• Data in this exercise:

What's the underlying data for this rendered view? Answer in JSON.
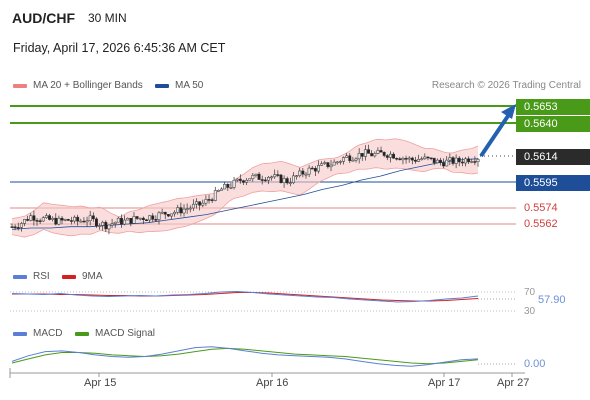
{
  "header": {
    "symbol": "AUD/CHF",
    "timeframe": "30 MIN",
    "datetime": "Friday, April 17, 2026 6:45:36 AM CET",
    "credit": "Research © 2026 Trading Central"
  },
  "legend_main": [
    {
      "label": "MA 20 + Bollinger Bands",
      "color": "#f08080"
    },
    {
      "label": "MA 50",
      "color": "#1f4e99"
    }
  ],
  "legend_rsi": [
    {
      "label": "RSI",
      "color": "#5b7fd6"
    },
    {
      "label": "9MA",
      "color": "#d62020"
    }
  ],
  "legend_macd": [
    {
      "label": "MACD",
      "color": "#5b7fd6"
    },
    {
      "label": "MACD Signal",
      "color": "#4a9a1a"
    }
  ],
  "colors": {
    "up": "#e8e8e8",
    "down": "#222222",
    "resistance": "#4a9a1a",
    "pivot": "#1f4e99",
    "support": "#e06060",
    "bollinger_fill": "#f6c8c8"
  },
  "chart_data": [
    {
      "type": "line",
      "title": "AUD/CHF 30 MIN",
      "y_range": [
        0.5555,
        0.566
      ],
      "x_labels": [
        "Apr 15",
        "Apr 16",
        "Apr 17",
        "Apr 27"
      ],
      "price_series": [
        0.5562,
        0.5565,
        0.557,
        0.5568,
        0.5567,
        0.5566,
        0.5567,
        0.5566,
        0.5568,
        0.5565,
        0.5563,
        0.5566,
        0.5566,
        0.5568,
        0.5569,
        0.557,
        0.5572,
        0.5573,
        0.5575,
        0.5577,
        0.5579,
        0.5584,
        0.559,
        0.5593,
        0.5597,
        0.5599,
        0.5599,
        0.56,
        0.5598,
        0.5596,
        0.56,
        0.5604,
        0.5606,
        0.5608,
        0.561,
        0.5614,
        0.5615,
        0.5617,
        0.5616,
        0.5617,
        0.5616,
        0.5614,
        0.5612,
        0.5613,
        0.5612,
        0.561,
        0.5611,
        0.5611,
        0.5613,
        0.5614
      ],
      "ma50_series": [
        0.556,
        0.5561,
        0.5561,
        0.5562,
        0.5562,
        0.5563,
        0.5564,
        0.5565,
        0.5567,
        0.5569,
        0.5571,
        0.5574,
        0.5577,
        0.558,
        0.5583,
        0.5586,
        0.559,
        0.5593,
        0.5597,
        0.56,
        0.5604,
        0.5607,
        0.561,
        0.5612,
        0.5613
      ],
      "forecast_arrow": {
        "from": 0.5614,
        "to": 0.5653
      },
      "levels": [
        {
          "value": "0.5653",
          "kind": "resistance"
        },
        {
          "value": "0.5640",
          "kind": "resistance"
        },
        {
          "value": "0.5614",
          "kind": "current"
        },
        {
          "value": "0.5595",
          "kind": "pivot"
        },
        {
          "value": "0.5574",
          "kind": "support"
        },
        {
          "value": "0.5562",
          "kind": "support"
        }
      ]
    },
    {
      "type": "line",
      "title": "RSI",
      "y_range": [
        30,
        70
      ],
      "ticks": [
        "70",
        "30"
      ],
      "current_value": "57.90",
      "rsi": [
        63,
        62,
        61,
        63,
        60,
        58,
        57,
        58,
        59,
        58,
        60,
        61,
        63,
        66,
        67,
        65,
        62,
        60,
        58,
        56,
        55,
        52,
        50,
        48,
        46,
        47,
        49,
        52,
        54,
        57.9
      ],
      "rsi_ma": [
        62,
        62,
        62,
        61,
        61,
        60,
        59,
        59,
        58,
        58,
        59,
        60,
        61,
        63,
        65,
        65,
        64,
        62,
        60,
        58,
        56,
        54,
        52,
        50,
        49,
        48,
        48,
        49,
        51,
        53
      ]
    },
    {
      "type": "line",
      "title": "MACD",
      "current_value": "0.00",
      "macd": [
        -0.3,
        0.4,
        0.9,
        1.0,
        0.8,
        0.5,
        0.3,
        0.2,
        0.3,
        0.6,
        1.0,
        1.4,
        1.5,
        1.3,
        1.0,
        0.7,
        0.5,
        0.4,
        0.3,
        0.2,
        0.0,
        -0.3,
        -0.6,
        -0.8,
        -0.9,
        -0.7,
        -0.4,
        -0.1,
        0.0
      ],
      "signal": [
        -0.5,
        0.0,
        0.5,
        0.8,
        0.8,
        0.7,
        0.5,
        0.4,
        0.3,
        0.4,
        0.6,
        0.9,
        1.2,
        1.3,
        1.2,
        1.0,
        0.8,
        0.6,
        0.5,
        0.4,
        0.3,
        0.1,
        -0.1,
        -0.3,
        -0.5,
        -0.6,
        -0.5,
        -0.3,
        -0.1
      ]
    }
  ]
}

• Task to carry out:
Set down all the data again exactly as above, pictures excluded.

• Result of the exercise:
What's the underlying data for this rendered view? Answer in JSON.
{
  "header": {
    "symbol": "AUD/CHF",
    "timeframe": "30 MIN",
    "datetime": "Friday, April 17, 2026 6:45:36 AM CET",
    "credit": "Research © 2026 Trading Central"
  },
  "legend_main": [
    {
      "label": "MA 20 + Bollinger Bands",
      "color": "#f08080"
    },
    {
      "label": "MA 50",
      "color": "#1f4e99"
    }
  ],
  "legend_rsi": [
    {
      "label": "RSI",
      "color": "#5b7fd6"
    },
    {
      "label": "9MA",
      "color": "#d62020"
    }
  ],
  "legend_macd": [
    {
      "label": "MACD",
      "color": "#5b7fd6"
    },
    {
      "label": "MACD Signal",
      "color": "#4a9a1a"
    }
  ],
  "colors": {
    "up": "#e8e8e8",
    "down": "#222222",
    "resistance": "#4a9a1a",
    "pivot": "#1f4e99",
    "support": "#e06060",
    "bollinger_fill": "#f6c8c8"
  },
  "chart_data": [
    {
      "type": "line",
      "title": "AUD/CHF 30 MIN",
      "y_range": [
        0.5555,
        0.566
      ],
      "x_labels": [
        "Apr 15",
        "Apr 16",
        "Apr 17",
        "Apr 27"
      ],
      "price_series": [
        0.5562,
        0.5565,
        0.557,
        0.5568,
        0.5567,
        0.5566,
        0.5567,
        0.5566,
        0.5568,
        0.5565,
        0.5563,
        0.5566,
        0.5566,
        0.5568,
        0.5569,
        0.557,
        0.5572,
        0.5573,
        0.5575,
        0.5577,
        0.5579,
        0.5584,
        0.559,
        0.5593,
        0.5597,
        0.5599,
        0.5599,
        0.56,
        0.5598,
        0.5596,
        0.56,
        0.5604,
        0.5606,
        0.5608,
        0.561,
        0.5614,
        0.5615,
        0.5617,
        0.5616,
        0.5617,
        0.5616,
        0.5614,
        0.5612,
        0.5613,
        0.5612,
        0.561,
        0.5611,
        0.5611,
        0.5613,
        0.5614
      ],
      "ma50_series": [
        0.556,
        0.5561,
        0.5561,
        0.5562,
        0.5562,
        0.5563,
        0.5564,
        0.5565,
        0.5567,
        0.5569,
        0.5571,
        0.5574,
        0.5577,
        0.558,
        0.5583,
        0.5586,
        0.559,
        0.5593,
        0.5597,
        0.56,
        0.5604,
        0.5607,
        0.561,
        0.5612,
        0.5613
      ],
      "forecast_arrow": {
        "from": 0.5614,
        "to": 0.5653
      },
      "levels": [
        {
          "value": "0.5653",
          "kind": "resistance"
        },
        {
          "value": "0.5640",
          "kind": "resistance"
        },
        {
          "value": "0.5614",
          "kind": "current"
        },
        {
          "value": "0.5595",
          "kind": "pivot"
        },
        {
          "value": "0.5574",
          "kind": "support"
        },
        {
          "value": "0.5562",
          "kind": "support"
        }
      ]
    },
    {
      "type": "line",
      "title": "RSI",
      "y_range": [
        30,
        70
      ],
      "ticks": [
        "70",
        "30"
      ],
      "current_value": "57.90",
      "rsi": [
        63,
        62,
        61,
        63,
        60,
        58,
        57,
        58,
        59,
        58,
        60,
        61,
        63,
        66,
        67,
        65,
        62,
        60,
        58,
        56,
        55,
        52,
        50,
        48,
        46,
        47,
        49,
        52,
        54,
        57.9
      ],
      "rsi_ma": [
        62,
        62,
        62,
        61,
        61,
        60,
        59,
        59,
        58,
        58,
        59,
        60,
        61,
        63,
        65,
        65,
        64,
        62,
        60,
        58,
        56,
        54,
        52,
        50,
        49,
        48,
        48,
        49,
        51,
        53
      ]
    },
    {
      "type": "line",
      "title": "MACD",
      "current_value": "0.00",
      "macd": [
        -0.3,
        0.4,
        0.9,
        1.0,
        0.8,
        0.5,
        0.3,
        0.2,
        0.3,
        0.6,
        1.0,
        1.4,
        1.5,
        1.3,
        1.0,
        0.7,
        0.5,
        0.4,
        0.3,
        0.2,
        0.0,
        -0.3,
        -0.6,
        -0.8,
        -0.9,
        -0.7,
        -0.4,
        -0.1,
        0.0
      ],
      "signal": [
        -0.5,
        0.0,
        0.5,
        0.8,
        0.8,
        0.7,
        0.5,
        0.4,
        0.3,
        0.4,
        0.6,
        0.9,
        1.2,
        1.3,
        1.2,
        1.0,
        0.8,
        0.6,
        0.5,
        0.4,
        0.3,
        0.1,
        -0.1,
        -0.3,
        -0.5,
        -0.6,
        -0.5,
        -0.3,
        -0.1
      ]
    }
  ]
}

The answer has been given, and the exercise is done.